▶ Exercise objective
Repeat the material exactly, leaving nothing out.

▶ The input
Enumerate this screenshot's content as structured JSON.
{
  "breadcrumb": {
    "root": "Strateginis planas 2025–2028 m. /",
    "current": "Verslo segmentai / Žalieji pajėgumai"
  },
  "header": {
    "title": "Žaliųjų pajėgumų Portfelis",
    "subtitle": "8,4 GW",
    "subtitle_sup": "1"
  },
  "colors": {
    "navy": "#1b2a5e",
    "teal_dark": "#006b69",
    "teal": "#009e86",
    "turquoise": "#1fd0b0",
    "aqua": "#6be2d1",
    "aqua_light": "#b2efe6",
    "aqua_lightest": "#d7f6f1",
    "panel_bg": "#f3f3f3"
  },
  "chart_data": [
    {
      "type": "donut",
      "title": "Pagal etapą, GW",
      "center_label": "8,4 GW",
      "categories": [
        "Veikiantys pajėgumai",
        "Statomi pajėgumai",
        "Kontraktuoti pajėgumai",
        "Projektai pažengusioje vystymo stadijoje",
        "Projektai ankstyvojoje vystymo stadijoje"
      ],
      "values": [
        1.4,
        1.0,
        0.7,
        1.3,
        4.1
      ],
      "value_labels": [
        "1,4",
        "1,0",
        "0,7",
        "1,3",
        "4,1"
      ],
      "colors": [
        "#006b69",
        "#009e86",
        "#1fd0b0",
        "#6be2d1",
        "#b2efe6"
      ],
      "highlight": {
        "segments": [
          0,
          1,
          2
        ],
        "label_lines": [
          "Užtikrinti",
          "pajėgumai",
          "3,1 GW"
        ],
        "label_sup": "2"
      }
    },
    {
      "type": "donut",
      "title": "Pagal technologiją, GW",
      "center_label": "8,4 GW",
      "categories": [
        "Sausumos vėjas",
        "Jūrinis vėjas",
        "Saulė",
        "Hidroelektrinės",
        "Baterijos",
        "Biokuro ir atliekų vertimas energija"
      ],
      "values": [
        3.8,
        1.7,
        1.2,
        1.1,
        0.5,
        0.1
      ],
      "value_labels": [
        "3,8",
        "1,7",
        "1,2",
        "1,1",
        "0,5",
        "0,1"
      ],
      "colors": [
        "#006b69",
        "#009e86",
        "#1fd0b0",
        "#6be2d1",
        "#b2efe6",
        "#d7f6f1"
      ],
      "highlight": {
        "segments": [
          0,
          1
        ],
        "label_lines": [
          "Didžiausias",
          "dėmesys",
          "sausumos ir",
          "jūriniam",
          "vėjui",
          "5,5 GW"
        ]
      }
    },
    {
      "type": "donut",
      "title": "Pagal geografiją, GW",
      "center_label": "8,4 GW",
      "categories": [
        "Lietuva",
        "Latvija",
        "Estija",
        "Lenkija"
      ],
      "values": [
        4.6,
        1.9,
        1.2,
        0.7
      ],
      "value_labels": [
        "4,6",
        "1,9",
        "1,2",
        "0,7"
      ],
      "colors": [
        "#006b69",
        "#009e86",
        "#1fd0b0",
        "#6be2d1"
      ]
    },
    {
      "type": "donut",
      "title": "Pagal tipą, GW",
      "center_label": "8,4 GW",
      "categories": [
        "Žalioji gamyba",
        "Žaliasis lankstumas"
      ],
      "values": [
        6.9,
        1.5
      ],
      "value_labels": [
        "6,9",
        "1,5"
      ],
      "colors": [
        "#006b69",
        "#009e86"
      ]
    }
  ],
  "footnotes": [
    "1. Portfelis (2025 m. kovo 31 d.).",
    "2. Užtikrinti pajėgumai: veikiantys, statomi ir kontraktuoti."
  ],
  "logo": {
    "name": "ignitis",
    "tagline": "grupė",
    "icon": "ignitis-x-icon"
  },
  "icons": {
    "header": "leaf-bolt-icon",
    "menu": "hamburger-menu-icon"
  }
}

▶ Result below
Enumerate this screenshot's content as structured JSON.
{
  "breadcrumb": {
    "root": "Strateginis planas 2025–2028 m. /",
    "current": "Verslo segmentai / Žalieji pajėgumai"
  },
  "header": {
    "title": "Žaliųjų pajėgumų Portfelis",
    "subtitle": "8,4 GW",
    "subtitle_sup": "1"
  },
  "colors": {
    "navy": "#1b2a5e",
    "teal_dark": "#006b69",
    "teal": "#009e86",
    "turquoise": "#1fd0b0",
    "aqua": "#6be2d1",
    "aqua_light": "#b2efe6",
    "aqua_lightest": "#d7f6f1",
    "panel_bg": "#f3f3f3"
  },
  "chart_data": [
    {
      "type": "donut",
      "title": "Pagal etapą, GW",
      "center_label": "8,4 GW",
      "categories": [
        "Veikiantys pajėgumai",
        "Statomi pajėgumai",
        "Kontraktuoti pajėgumai",
        "Projektai pažengusioje vystymo stadijoje",
        "Projektai ankstyvojoje vystymo stadijoje"
      ],
      "values": [
        1.4,
        1.0,
        0.7,
        1.3,
        4.1
      ],
      "value_labels": [
        "1,4",
        "1,0",
        "0,7",
        "1,3",
        "4,1"
      ],
      "colors": [
        "#006b69",
        "#009e86",
        "#1fd0b0",
        "#6be2d1",
        "#b2efe6"
      ],
      "highlight": {
        "segments": [
          0,
          1,
          2
        ],
        "label_lines": [
          "Užtikrinti",
          "pajėgumai",
          "3,1 GW"
        ],
        "label_sup": "2"
      }
    },
    {
      "type": "donut",
      "title": "Pagal technologiją, GW",
      "center_label": "8,4 GW",
      "categories": [
        "Sausumos vėjas",
        "Jūrinis vėjas",
        "Saulė",
        "Hidroelektrinės",
        "Baterijos",
        "Biokuro ir atliekų vertimas energija"
      ],
      "values": [
        3.8,
        1.7,
        1.2,
        1.1,
        0.5,
        0.1
      ],
      "value_labels": [
        "3,8",
        "1,7",
        "1,2",
        "1,1",
        "0,5",
        "0,1"
      ],
      "colors": [
        "#006b69",
        "#009e86",
        "#1fd0b0",
        "#6be2d1",
        "#b2efe6",
        "#d7f6f1"
      ],
      "highlight": {
        "segments": [
          0,
          1
        ],
        "label_lines": [
          "Didžiausias",
          "dėmesys",
          "sausumos ir",
          "jūriniam",
          "vėjui",
          "5,5 GW"
        ]
      }
    },
    {
      "type": "donut",
      "title": "Pagal geografiją, GW",
      "center_label": "8,4 GW",
      "categories": [
        "Lietuva",
        "Latvija",
        "Estija",
        "Lenkija"
      ],
      "values": [
        4.6,
        1.9,
        1.2,
        0.7
      ],
      "value_labels": [
        "4,6",
        "1,9",
        "1,2",
        "0,7"
      ],
      "colors": [
        "#006b69",
        "#009e86",
        "#1fd0b0",
        "#6be2d1"
      ]
    },
    {
      "type": "donut",
      "title": "Pagal tipą, GW",
      "center_label": "8,4 GW",
      "categories": [
        "Žalioji gamyba",
        "Žaliasis lankstumas"
      ],
      "values": [
        6.9,
        1.5
      ],
      "value_labels": [
        "6,9",
        "1,5"
      ],
      "colors": [
        "#006b69",
        "#009e86"
      ]
    }
  ],
  "footnotes": [
    "1. Portfelis (2025 m. kovo 31 d.).",
    "2. Užtikrinti pajėgumai: veikiantys, statomi ir kontraktuoti."
  ],
  "logo": {
    "name": "ignitis",
    "tagline": "grupė",
    "icon": "ignitis-x-icon"
  },
  "icons": {
    "header": "leaf-bolt-icon",
    "menu": "hamburger-menu-icon"
  }
}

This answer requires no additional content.